**BRIEF**. Report how many lines contain the word "technologies"; answer with the number only.

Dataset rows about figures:
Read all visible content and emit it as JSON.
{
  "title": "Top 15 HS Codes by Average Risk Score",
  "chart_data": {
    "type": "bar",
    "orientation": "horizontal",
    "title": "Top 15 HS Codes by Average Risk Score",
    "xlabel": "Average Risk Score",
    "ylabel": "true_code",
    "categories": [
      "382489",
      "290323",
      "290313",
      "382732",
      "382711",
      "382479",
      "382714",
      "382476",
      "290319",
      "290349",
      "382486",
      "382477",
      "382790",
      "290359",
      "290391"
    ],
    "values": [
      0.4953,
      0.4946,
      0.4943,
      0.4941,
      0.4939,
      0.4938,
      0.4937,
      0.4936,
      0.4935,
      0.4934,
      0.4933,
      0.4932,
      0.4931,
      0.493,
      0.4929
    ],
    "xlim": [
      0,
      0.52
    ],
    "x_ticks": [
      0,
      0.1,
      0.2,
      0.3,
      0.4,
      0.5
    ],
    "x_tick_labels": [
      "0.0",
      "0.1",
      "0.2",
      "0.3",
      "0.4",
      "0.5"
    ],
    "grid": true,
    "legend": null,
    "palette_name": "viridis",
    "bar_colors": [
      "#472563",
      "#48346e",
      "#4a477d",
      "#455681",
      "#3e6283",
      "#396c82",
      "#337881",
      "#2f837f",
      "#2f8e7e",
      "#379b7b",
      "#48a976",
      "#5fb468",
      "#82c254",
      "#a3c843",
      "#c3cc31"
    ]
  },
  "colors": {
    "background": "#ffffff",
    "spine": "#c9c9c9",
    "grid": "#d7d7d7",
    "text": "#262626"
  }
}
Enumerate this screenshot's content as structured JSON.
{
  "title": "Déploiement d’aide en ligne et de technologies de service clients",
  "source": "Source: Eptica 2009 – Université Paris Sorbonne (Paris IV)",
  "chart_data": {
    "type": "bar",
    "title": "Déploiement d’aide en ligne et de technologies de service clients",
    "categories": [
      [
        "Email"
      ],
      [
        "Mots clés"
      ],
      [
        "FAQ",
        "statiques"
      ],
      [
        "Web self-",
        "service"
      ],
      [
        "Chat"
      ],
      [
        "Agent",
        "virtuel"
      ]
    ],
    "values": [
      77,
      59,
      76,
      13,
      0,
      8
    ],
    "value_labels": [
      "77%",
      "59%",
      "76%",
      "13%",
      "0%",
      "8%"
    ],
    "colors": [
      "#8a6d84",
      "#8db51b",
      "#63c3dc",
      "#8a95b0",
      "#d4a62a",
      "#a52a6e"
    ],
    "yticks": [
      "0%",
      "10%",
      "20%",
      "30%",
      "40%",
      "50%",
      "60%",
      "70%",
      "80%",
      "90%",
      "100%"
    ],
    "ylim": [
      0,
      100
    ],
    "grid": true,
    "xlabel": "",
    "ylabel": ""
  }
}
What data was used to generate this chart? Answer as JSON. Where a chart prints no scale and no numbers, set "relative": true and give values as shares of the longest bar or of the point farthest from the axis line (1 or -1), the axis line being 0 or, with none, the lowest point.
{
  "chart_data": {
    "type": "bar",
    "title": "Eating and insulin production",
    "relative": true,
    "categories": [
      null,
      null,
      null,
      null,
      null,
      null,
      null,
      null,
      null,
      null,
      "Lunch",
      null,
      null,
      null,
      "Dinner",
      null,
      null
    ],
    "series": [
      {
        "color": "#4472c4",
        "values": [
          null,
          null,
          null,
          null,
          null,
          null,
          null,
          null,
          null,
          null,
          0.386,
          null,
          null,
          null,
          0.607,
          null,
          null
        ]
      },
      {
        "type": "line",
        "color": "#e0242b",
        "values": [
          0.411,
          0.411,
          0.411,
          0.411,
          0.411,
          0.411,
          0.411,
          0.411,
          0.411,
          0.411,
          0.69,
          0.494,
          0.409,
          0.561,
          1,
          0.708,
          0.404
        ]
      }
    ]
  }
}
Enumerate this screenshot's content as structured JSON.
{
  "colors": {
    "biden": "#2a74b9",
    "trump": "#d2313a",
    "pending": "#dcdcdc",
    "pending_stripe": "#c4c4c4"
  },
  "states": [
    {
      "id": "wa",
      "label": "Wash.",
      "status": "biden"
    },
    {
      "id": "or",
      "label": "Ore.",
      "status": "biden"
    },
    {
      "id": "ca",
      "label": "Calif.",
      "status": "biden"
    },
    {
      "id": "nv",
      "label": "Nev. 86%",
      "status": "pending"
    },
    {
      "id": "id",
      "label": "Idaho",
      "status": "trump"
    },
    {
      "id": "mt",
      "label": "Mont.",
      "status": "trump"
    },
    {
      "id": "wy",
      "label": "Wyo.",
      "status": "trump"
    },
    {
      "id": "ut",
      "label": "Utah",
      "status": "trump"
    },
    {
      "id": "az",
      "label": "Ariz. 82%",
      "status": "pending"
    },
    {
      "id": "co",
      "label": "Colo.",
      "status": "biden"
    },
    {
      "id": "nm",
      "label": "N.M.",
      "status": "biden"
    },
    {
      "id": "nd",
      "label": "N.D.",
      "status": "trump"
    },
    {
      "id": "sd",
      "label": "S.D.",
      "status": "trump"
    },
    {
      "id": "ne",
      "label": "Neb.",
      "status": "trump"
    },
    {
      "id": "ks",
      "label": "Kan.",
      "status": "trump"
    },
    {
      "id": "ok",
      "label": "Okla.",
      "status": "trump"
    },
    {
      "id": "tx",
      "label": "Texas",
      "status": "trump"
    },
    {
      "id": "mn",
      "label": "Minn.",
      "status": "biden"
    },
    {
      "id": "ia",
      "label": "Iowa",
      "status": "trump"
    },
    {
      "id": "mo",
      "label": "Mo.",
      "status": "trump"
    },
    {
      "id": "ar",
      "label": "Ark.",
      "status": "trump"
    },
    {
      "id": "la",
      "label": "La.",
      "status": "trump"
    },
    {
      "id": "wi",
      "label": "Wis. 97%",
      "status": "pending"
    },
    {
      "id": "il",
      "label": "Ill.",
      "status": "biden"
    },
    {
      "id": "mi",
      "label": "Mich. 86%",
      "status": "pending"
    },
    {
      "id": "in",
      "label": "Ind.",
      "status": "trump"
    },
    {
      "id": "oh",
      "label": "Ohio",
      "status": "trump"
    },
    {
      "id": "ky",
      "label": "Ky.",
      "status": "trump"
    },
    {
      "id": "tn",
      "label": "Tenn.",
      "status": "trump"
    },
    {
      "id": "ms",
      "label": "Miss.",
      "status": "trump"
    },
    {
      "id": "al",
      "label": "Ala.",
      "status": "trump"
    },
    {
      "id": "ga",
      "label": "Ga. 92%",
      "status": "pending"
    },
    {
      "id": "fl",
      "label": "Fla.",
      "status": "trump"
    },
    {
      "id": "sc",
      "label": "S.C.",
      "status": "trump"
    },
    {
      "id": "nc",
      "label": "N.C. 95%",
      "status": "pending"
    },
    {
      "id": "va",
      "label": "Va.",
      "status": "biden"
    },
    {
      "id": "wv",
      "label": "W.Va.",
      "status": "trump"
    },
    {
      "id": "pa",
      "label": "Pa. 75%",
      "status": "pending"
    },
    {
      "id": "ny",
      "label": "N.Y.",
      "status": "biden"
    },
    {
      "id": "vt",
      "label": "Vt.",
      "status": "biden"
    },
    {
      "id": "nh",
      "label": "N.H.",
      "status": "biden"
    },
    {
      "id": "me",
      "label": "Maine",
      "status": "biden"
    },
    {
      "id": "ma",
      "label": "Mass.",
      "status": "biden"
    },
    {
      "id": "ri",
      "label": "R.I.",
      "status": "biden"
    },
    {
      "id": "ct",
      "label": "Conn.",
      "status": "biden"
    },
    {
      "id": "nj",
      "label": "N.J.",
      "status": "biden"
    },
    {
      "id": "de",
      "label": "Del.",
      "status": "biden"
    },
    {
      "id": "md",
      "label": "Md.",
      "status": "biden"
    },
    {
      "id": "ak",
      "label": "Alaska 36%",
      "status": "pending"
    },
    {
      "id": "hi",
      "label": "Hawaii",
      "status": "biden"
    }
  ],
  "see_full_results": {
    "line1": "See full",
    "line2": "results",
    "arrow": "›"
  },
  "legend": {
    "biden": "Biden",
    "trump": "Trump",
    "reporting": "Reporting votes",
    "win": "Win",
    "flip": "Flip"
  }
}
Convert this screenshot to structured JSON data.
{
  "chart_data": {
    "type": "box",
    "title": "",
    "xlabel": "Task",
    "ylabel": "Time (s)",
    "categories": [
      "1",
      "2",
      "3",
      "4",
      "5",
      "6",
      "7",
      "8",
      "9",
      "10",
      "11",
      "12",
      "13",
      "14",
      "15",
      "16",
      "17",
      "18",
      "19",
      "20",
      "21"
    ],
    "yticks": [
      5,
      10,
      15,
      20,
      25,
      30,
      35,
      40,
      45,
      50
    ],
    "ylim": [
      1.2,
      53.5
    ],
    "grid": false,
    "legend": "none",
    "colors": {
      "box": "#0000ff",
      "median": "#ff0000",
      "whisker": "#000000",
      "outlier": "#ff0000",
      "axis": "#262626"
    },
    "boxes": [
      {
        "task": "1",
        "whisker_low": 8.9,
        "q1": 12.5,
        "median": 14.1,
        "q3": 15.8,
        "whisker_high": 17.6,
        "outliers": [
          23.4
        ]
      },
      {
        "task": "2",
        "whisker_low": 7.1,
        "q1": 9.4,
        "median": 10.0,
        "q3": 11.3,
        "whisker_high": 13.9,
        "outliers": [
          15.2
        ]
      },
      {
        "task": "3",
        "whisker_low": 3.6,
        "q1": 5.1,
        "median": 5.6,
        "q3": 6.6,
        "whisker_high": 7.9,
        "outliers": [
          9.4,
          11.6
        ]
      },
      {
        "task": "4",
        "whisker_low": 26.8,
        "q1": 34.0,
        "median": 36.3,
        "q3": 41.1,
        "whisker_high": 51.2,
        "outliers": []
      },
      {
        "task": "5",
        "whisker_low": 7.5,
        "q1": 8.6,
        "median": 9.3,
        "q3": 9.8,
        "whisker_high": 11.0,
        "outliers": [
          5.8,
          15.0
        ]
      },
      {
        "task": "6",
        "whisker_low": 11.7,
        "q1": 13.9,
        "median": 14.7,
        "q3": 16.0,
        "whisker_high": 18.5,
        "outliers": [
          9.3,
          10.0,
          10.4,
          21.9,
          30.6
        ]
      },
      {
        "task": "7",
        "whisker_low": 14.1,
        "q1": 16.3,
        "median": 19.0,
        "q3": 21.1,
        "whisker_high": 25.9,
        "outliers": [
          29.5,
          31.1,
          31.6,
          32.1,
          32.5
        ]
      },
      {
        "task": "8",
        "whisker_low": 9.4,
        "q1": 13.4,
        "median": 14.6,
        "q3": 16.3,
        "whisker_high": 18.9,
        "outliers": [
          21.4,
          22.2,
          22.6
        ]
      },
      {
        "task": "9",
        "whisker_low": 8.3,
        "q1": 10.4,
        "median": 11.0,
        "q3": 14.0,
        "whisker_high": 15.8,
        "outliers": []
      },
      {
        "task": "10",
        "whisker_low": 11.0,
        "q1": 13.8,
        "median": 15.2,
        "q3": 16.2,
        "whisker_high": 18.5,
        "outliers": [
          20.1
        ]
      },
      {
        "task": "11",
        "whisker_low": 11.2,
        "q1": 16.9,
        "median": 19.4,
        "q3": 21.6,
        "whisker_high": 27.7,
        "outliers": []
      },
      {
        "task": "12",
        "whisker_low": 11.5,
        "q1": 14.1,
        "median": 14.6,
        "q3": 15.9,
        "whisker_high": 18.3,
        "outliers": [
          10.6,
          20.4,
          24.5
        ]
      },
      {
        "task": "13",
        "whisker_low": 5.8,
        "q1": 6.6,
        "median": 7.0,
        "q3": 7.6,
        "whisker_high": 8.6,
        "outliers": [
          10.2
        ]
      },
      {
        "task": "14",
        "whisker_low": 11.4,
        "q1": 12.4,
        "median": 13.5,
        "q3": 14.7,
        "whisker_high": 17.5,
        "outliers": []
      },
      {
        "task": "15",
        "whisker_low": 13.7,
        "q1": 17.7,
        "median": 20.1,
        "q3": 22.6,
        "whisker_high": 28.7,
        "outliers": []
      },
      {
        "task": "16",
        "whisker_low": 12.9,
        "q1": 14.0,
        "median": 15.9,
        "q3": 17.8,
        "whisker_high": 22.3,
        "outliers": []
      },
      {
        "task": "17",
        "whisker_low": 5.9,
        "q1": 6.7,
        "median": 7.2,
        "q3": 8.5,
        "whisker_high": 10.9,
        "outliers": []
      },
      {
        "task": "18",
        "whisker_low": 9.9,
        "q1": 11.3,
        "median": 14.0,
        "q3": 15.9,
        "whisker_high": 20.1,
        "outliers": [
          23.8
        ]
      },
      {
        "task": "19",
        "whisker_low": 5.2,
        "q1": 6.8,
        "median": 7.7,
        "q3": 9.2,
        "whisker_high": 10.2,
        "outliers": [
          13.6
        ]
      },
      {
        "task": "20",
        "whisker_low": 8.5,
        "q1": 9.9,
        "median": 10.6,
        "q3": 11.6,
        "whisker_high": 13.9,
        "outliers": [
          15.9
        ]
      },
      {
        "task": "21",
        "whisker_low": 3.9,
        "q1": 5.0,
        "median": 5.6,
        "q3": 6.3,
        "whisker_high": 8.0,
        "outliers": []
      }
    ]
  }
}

**FINAL RESULT**. 2